### What the task asks:
Gather each line of the entries below that includes "εἶναι".

## BEGIN Records to process

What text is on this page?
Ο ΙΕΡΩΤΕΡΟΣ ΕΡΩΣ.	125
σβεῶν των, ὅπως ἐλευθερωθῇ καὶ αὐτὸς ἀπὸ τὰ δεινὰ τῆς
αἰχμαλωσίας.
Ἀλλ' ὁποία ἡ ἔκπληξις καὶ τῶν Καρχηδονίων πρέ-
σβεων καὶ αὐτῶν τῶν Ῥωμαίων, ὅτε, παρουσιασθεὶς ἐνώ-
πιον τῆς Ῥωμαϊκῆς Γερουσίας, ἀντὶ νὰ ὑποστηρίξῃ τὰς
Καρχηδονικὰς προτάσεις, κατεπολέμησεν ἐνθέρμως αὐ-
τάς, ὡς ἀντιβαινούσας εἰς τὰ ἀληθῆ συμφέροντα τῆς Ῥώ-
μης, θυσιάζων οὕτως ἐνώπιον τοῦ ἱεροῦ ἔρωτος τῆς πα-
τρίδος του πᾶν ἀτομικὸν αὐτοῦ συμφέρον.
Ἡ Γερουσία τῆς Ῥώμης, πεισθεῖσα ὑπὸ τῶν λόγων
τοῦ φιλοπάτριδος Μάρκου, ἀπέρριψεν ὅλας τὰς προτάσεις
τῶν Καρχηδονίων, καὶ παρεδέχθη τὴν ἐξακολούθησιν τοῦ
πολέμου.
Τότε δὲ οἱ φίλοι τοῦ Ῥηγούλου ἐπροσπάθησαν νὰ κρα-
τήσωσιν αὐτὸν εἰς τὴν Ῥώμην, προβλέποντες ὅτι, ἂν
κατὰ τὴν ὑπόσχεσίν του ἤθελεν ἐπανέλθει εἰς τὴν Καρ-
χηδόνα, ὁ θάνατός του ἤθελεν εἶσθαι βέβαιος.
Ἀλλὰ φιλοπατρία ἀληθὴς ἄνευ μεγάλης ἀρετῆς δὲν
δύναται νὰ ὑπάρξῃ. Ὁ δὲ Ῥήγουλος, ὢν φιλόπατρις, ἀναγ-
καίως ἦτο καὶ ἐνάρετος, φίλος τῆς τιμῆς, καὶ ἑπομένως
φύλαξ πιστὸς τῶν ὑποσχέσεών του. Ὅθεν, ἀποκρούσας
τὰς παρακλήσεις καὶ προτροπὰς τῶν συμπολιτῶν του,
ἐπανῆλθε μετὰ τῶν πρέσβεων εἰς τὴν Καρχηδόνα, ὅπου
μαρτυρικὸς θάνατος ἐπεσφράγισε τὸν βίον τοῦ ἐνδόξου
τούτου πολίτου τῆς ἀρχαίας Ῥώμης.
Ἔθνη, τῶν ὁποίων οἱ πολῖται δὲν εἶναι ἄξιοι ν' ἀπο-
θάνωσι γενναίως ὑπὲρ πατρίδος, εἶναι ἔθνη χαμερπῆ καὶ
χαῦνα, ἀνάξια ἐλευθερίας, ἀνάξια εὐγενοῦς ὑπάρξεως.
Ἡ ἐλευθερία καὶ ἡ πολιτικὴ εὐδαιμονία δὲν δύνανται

## END Records to process

### Answer below:
Ἔθνη, τῶν ὁποίων οἱ πολῖται δὲν εἶναι ἄξιοι ν' ἀπο-
θάνωσι γενναίως ὑπὲρ πατρίδος, εἶναι ἔθνη χαμερπῆ καὶ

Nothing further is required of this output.